Requirement →
Exactly repeat the full listing that follows.

* begin Dataset records *

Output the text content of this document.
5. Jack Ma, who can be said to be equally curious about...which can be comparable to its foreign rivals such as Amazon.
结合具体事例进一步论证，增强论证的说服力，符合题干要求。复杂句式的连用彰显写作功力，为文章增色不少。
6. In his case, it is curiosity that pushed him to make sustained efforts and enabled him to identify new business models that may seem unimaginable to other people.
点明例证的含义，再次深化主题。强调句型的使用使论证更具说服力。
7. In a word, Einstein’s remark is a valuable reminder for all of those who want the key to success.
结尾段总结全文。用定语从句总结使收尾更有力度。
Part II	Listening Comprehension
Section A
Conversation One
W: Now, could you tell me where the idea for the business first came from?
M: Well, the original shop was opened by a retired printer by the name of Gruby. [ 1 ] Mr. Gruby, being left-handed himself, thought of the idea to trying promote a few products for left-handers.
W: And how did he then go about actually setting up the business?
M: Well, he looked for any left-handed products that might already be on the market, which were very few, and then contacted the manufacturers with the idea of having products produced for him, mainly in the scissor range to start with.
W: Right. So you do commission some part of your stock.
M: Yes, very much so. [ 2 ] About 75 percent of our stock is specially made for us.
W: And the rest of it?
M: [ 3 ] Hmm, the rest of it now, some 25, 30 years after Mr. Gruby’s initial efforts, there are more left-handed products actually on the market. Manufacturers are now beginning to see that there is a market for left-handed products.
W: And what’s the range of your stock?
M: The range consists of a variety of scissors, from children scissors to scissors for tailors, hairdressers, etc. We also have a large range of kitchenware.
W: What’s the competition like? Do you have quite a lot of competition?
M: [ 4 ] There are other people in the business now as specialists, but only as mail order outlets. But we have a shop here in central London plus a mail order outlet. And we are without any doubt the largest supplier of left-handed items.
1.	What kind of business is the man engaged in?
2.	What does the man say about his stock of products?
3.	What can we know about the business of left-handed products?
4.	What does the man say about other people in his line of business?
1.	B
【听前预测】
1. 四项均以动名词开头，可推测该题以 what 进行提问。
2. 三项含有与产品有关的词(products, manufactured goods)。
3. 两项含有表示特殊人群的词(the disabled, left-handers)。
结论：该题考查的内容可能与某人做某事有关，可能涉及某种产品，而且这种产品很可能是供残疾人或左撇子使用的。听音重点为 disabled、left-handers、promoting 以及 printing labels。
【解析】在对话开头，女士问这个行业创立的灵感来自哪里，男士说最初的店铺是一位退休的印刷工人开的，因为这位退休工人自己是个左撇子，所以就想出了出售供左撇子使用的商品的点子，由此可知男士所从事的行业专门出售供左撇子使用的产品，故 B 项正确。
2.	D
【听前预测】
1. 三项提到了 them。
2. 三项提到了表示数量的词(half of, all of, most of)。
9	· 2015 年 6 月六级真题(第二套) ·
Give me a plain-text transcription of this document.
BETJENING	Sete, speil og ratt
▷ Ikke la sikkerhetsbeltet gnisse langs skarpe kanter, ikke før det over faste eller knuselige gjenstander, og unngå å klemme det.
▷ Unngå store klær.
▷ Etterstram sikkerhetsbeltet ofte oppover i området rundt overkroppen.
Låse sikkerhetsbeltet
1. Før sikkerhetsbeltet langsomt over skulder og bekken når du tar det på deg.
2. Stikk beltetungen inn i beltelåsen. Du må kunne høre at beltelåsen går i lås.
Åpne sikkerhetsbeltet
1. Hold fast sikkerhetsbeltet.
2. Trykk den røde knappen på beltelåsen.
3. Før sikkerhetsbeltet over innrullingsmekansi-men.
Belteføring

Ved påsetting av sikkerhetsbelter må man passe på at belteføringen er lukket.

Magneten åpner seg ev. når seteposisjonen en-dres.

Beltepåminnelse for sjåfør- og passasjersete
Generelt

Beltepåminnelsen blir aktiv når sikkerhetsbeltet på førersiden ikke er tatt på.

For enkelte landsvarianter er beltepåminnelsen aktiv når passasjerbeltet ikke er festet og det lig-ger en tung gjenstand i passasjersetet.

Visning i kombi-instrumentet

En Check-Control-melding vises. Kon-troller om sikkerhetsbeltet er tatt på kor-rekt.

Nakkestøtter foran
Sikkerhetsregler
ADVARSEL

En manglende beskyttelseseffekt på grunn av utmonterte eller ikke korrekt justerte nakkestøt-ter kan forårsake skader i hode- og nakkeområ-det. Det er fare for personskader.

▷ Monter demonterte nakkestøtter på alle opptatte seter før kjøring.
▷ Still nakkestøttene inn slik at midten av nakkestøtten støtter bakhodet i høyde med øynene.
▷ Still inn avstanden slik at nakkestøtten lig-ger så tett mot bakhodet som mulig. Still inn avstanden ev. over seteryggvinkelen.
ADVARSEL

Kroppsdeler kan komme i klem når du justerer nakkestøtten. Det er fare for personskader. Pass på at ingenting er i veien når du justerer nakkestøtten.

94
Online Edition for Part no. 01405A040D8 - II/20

* end Dataset records *

Reply to the exercise →
Output the text content of this document.
5. Jack Ma, who can be said to be equally curious about...which can be comparable to its foreign rivals such as Amazon.
结合具体事例进一步论证，增强论证的说服力，符合题干要求。复杂句式的连用彰显写作功力，为文章增色不少。
6. In his case, it is curiosity that pushed him to make sustained efforts and enabled him to identify new business models that may seem unimaginable to other people.
点明例证的含义，再次深化主题。强调句型的使用使论证更具说服力。
7. In a word, Einstein’s remark is a valuable reminder for all of those who want the key to success.
结尾段总结全文。用定语从句总结使收尾更有力度。
Part II	Listening Comprehension
Section A
Conversation One
W: Now, could you tell me where the idea for the business first came from?
M: Well, the original shop was opened by a retired printer by the name of Gruby. [ 1 ] Mr. Gruby, being left-handed himself, thought of the idea to trying promote a few products for left-handers.
W: And how did he then go about actually setting up the business?
M: Well, he looked for any left-handed products that might already be on the market, which were very few, and then contacted the manufacturers with the idea of having products produced for him, mainly in the scissor range to start with.
W: Right. So you do commission some part of your stock.
M: Yes, very much so. [ 2 ] About 75 percent of our stock is specially made for us.
W: And the rest of it?
M: [ 3 ] Hmm, the rest of it now, some 25, 30 years after Mr. Gruby’s initial efforts, there are more left-handed products actually on the market. Manufacturers are now beginning to see that there is a market for left-handed products.
W: And what’s the range of your stock?
M: The range consists of a variety of scissors, from children scissors to scissors for tailors, hairdressers, etc. We also have a large range of kitchenware.
W: What’s the competition like? Do you have quite a lot of competition?
M: [ 4 ] There are other people in the business now as specialists, but only as mail order outlets. But we have a shop here in central London plus a mail order outlet. And we are without any doubt the largest supplier of left-handed items.
1.	What kind of business is the man engaged in?
2.	What does the man say about his stock of products?
3.	What can we know about the business of left-handed products?
4.	What does the man say about other people in his line of business?
1.	B
【听前预测】
1. 四项均以动名词开头，可推测该题以 what 进行提问。
2. 三项含有与产品有关的词(products, manufactured goods)。
3. 两项含有表示特殊人群的词(the disabled, left-handers)。
结论：该题考查的内容可能与某人做某事有关，可能涉及某种产品，而且这种产品很可能是供残疾人或左撇子使用的。听音重点为 disabled、left-handers、promoting 以及 printing labels。
【解析】在对话开头，女士问这个行业创立的灵感来自哪里，男士说最初的店铺是一位退休的印刷工人开的，因为这位退休工人自己是个左撇子，所以就想出了出售供左撇子使用的商品的点子，由此可知男士所从事的行业专门出售供左撇子使用的产品，故 B 项正确。
2.	D
【听前预测】
1. 三项提到了 them。
2. 三项提到了表示数量的词(half of, all of, most of)。
9	· 2015 年 6 月六级真题(第二套) ·
Give me a plain-text transcription of this document.
BETJENING	Sete, speil og ratt
▷ Ikke la sikkerhetsbeltet gnisse langs skarpe kanter, ikke før det over faste eller knuselige gjenstander, og unngå å klemme det.
▷ Unngå store klær.
▷ Etterstram sikkerhetsbeltet ofte oppover i området rundt overkroppen.
Låse sikkerhetsbeltet
1. Før sikkerhetsbeltet langsomt over skulder og bekken når du tar det på deg.
2. Stikk beltetungen inn i beltelåsen. Du må kunne høre at beltelåsen går i lås.
Åpne sikkerhetsbeltet
1. Hold fast sikkerhetsbeltet.
2. Trykk den røde knappen på beltelåsen.
3. Før sikkerhetsbeltet over innrullingsmekansi-men.
Belteføring

Ved påsetting av sikkerhetsbelter må man passe på at belteføringen er lukket.

Magneten åpner seg ev. når seteposisjonen en-dres.

Beltepåminnelse for sjåfør- og passasjersete
Generelt

Beltepåminnelsen blir aktiv når sikkerhetsbeltet på førersiden ikke er tatt på.

For enkelte landsvarianter er beltepåminnelsen aktiv når passasjerbeltet ikke er festet og det lig-ger en tung gjenstand i passasjersetet.

Visning i kombi-instrumentet

En Check-Control-melding vises. Kon-troller om sikkerhetsbeltet er tatt på kor-rekt.

Nakkestøtter foran
Sikkerhetsregler
ADVARSEL

En manglende beskyttelseseffekt på grunn av utmonterte eller ikke korrekt justerte nakkestøt-ter kan forårsake skader i hode- og nakkeområ-det. Det er fare for personskader.

▷ Monter demonterte nakkestøtter på alle opptatte seter før kjøring.
▷ Still nakkestøttene inn slik at midten av nakkestøtten støtter bakhodet i høyde med øynene.
▷ Still inn avstanden slik at nakkestøtten lig-ger så tett mot bakhodet som mulig. Still inn avstanden ev. over seteryggvinkelen.
ADVARSEL

Kroppsdeler kan komme i klem når du justerer nakkestøtten. Det er fare for personskader. Pass på at ingenting er i veien når du justerer nakkestøtten.

94
Online Edition for Part no. 01405A040D8 - II/20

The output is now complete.